■ **RAW RECORDS**
**********

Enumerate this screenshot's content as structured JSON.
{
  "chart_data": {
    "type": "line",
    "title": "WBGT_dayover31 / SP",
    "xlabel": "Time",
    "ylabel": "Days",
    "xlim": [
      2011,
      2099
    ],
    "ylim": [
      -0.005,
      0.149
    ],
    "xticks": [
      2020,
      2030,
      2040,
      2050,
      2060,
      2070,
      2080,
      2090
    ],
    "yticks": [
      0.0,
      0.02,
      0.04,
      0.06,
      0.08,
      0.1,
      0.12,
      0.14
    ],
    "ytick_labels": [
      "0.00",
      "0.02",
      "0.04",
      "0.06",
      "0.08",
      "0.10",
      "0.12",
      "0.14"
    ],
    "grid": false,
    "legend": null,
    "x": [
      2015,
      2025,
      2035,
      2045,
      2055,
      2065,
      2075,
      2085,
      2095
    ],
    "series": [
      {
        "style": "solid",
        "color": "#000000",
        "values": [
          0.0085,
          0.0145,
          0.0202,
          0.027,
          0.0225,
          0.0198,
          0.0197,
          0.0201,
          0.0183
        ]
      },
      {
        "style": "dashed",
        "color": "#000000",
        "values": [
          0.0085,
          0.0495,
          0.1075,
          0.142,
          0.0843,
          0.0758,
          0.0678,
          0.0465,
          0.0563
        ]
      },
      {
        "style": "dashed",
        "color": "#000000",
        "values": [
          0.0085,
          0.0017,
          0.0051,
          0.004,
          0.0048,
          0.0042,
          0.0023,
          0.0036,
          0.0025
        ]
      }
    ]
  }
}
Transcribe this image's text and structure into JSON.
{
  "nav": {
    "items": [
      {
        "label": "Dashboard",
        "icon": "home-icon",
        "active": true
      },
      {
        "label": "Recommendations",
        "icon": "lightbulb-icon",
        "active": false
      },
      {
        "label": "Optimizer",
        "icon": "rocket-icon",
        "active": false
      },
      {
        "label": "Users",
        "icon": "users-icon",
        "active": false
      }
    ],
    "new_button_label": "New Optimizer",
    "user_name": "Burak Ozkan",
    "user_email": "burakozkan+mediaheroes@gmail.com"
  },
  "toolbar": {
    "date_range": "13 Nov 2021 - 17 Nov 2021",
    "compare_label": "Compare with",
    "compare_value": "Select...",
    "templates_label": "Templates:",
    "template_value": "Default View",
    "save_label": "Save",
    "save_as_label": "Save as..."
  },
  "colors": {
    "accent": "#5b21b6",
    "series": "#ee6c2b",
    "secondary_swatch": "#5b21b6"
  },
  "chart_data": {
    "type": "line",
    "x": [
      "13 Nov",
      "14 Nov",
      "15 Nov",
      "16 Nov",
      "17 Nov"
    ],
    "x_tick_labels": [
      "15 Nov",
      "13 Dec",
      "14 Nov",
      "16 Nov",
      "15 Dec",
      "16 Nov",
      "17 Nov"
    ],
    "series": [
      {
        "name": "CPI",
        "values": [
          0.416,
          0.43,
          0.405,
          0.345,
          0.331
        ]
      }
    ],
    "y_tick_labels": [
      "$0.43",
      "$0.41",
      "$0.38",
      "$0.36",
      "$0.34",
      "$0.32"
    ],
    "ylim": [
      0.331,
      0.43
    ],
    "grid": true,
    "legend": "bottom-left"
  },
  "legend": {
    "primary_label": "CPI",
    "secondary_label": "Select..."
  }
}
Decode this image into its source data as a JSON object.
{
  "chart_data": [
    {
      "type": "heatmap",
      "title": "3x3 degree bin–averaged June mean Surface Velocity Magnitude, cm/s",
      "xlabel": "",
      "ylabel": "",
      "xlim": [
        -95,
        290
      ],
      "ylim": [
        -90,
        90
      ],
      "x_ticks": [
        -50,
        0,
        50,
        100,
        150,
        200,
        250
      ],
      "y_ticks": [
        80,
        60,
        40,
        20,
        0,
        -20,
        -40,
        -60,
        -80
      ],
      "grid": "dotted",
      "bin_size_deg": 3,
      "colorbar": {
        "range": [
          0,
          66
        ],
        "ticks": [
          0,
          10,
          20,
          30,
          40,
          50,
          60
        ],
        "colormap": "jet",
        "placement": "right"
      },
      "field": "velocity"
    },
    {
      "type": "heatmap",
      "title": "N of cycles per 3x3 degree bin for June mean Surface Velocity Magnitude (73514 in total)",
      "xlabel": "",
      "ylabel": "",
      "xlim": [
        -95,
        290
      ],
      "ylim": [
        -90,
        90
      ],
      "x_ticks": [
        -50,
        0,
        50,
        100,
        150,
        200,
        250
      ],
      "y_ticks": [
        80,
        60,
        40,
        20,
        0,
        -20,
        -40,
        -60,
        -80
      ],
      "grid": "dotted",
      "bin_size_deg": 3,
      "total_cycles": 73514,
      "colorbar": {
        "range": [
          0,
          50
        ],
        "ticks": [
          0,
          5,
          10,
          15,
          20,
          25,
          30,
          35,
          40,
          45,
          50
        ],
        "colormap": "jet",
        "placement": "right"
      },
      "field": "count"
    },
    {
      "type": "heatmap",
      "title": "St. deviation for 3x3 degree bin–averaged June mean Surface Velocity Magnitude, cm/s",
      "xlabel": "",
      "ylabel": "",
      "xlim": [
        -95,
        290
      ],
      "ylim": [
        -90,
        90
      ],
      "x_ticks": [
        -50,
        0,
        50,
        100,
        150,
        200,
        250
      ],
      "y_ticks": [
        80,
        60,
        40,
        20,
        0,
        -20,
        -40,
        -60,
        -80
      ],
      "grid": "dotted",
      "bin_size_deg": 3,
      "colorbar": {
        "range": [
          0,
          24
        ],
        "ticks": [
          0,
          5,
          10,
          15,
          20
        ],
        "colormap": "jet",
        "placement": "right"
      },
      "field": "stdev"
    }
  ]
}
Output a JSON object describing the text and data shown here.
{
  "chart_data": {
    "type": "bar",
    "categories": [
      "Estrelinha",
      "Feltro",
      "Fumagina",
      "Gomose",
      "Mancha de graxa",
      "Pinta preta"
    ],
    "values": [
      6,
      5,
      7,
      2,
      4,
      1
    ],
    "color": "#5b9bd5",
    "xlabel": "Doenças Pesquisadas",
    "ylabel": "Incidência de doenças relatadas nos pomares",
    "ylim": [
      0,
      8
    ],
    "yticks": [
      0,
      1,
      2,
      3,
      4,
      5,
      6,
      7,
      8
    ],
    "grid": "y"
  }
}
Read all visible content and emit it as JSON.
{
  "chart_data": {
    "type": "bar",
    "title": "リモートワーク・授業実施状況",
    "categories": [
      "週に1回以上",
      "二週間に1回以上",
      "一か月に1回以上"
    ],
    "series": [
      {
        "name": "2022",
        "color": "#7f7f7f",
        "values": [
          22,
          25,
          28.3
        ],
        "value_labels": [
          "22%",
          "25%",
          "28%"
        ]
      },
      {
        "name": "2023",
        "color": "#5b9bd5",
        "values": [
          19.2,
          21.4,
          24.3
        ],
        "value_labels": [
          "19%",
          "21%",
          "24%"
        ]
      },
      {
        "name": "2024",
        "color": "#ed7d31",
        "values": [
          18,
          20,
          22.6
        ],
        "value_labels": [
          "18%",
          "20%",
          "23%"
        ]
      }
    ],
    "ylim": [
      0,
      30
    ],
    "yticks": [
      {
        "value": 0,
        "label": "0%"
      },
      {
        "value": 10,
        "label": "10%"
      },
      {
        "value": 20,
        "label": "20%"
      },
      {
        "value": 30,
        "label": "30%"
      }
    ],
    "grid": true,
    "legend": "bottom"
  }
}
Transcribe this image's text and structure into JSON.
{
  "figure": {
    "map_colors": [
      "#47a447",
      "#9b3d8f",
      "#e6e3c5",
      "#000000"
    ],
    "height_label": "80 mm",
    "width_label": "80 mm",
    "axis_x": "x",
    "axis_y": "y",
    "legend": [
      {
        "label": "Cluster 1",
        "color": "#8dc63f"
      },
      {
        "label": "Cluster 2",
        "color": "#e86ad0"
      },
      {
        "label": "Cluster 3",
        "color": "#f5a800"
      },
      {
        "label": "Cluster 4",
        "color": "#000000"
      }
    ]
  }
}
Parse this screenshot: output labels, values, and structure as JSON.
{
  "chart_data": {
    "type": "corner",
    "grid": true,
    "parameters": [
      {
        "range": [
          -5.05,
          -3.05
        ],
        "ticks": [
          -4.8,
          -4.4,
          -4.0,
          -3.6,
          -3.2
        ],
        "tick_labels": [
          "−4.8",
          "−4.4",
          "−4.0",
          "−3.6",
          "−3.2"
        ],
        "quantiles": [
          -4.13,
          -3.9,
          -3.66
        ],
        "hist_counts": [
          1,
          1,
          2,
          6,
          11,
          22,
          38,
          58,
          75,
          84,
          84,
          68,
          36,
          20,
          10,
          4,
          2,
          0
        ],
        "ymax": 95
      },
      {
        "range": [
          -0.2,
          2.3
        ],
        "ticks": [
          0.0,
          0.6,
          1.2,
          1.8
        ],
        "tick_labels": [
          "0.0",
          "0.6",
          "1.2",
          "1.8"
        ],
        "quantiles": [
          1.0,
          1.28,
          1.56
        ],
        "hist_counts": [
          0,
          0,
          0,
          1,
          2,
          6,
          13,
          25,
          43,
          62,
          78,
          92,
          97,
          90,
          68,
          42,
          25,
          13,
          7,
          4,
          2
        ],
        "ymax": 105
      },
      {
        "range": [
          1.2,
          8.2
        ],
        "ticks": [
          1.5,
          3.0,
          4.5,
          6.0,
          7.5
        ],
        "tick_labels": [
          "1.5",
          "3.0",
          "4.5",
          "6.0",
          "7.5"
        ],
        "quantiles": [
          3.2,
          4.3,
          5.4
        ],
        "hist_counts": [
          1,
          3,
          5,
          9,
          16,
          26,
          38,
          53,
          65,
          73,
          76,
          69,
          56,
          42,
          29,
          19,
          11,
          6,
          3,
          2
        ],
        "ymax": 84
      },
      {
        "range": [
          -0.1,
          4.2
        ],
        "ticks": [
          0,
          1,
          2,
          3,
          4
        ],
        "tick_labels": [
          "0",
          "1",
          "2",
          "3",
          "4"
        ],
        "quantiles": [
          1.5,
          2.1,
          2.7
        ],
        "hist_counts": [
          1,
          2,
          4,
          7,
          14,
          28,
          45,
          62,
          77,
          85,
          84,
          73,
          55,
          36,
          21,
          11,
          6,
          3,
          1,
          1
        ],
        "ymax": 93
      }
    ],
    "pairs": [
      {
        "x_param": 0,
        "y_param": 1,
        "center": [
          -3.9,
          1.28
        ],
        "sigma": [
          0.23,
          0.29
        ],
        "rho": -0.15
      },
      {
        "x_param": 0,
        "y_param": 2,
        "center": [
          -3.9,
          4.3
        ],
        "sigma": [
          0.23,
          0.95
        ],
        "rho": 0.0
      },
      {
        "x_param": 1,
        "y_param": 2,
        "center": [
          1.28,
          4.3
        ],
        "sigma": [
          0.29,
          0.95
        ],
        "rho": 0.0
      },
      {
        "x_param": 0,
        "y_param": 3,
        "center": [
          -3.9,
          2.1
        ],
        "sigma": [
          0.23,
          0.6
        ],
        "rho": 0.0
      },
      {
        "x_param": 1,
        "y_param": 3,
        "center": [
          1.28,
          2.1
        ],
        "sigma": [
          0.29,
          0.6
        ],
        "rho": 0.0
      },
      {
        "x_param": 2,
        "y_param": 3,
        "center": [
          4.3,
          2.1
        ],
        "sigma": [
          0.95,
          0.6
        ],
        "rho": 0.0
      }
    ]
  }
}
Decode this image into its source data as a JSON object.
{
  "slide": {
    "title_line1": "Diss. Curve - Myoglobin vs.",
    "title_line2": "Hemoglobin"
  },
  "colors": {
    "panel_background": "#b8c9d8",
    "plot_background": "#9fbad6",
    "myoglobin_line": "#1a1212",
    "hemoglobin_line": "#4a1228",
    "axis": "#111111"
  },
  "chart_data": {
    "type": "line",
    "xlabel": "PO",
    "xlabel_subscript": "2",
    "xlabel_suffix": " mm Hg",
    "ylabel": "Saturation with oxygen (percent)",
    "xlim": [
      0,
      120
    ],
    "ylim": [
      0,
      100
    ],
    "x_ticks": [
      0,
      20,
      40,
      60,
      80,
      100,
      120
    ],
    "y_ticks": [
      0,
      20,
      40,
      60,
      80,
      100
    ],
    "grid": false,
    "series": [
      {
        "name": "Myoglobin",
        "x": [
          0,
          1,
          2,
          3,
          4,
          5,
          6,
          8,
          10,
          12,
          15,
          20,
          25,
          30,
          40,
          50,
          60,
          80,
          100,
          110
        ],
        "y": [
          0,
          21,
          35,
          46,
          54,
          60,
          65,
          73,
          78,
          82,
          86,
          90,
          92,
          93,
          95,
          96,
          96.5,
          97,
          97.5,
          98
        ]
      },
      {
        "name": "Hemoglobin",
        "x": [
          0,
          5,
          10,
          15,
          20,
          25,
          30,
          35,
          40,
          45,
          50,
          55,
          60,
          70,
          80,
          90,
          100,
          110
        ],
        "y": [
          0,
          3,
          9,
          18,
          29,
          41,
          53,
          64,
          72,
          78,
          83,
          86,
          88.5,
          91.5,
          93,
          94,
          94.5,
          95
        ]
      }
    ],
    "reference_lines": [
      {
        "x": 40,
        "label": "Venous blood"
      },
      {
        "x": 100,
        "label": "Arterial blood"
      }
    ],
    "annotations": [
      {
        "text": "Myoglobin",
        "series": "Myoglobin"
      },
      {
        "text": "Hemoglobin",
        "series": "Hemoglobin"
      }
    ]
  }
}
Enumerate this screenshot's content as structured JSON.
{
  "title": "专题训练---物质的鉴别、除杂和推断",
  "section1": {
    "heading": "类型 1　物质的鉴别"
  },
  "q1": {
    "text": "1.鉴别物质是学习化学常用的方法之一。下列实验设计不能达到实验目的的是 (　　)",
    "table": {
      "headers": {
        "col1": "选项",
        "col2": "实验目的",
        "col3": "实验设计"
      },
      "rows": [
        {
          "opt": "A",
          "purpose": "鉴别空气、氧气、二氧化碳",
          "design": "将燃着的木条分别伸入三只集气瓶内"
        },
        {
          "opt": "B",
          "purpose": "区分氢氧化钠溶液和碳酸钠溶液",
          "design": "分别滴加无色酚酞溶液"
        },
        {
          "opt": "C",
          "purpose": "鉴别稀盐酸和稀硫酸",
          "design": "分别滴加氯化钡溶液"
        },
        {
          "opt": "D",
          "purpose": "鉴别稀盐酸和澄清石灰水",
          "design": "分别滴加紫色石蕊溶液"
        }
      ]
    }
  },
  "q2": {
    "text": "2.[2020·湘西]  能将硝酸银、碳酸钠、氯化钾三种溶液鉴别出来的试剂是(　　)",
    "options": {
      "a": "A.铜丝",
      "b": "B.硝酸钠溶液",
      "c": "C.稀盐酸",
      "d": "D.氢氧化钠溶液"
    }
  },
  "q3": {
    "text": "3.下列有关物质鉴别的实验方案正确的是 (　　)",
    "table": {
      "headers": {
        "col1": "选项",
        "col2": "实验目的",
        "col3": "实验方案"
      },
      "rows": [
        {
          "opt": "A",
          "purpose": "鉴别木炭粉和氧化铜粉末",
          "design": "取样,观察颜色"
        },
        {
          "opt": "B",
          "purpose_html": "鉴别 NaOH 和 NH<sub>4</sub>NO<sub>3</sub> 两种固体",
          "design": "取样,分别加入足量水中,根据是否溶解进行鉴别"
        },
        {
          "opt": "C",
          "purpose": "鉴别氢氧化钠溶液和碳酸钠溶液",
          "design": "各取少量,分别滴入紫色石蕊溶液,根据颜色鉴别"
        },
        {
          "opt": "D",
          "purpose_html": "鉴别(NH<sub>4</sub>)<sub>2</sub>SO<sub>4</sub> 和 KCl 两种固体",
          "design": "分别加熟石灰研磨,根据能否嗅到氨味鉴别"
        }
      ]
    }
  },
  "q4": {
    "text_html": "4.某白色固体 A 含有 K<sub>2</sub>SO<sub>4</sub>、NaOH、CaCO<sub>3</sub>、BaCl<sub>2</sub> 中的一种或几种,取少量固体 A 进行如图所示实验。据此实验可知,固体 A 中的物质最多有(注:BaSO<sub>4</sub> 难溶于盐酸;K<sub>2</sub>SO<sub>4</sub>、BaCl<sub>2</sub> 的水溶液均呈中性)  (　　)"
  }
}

**********

State the count of lines with the word "blood" in them, and write nothing else.

■ **RESULT BELOW**
2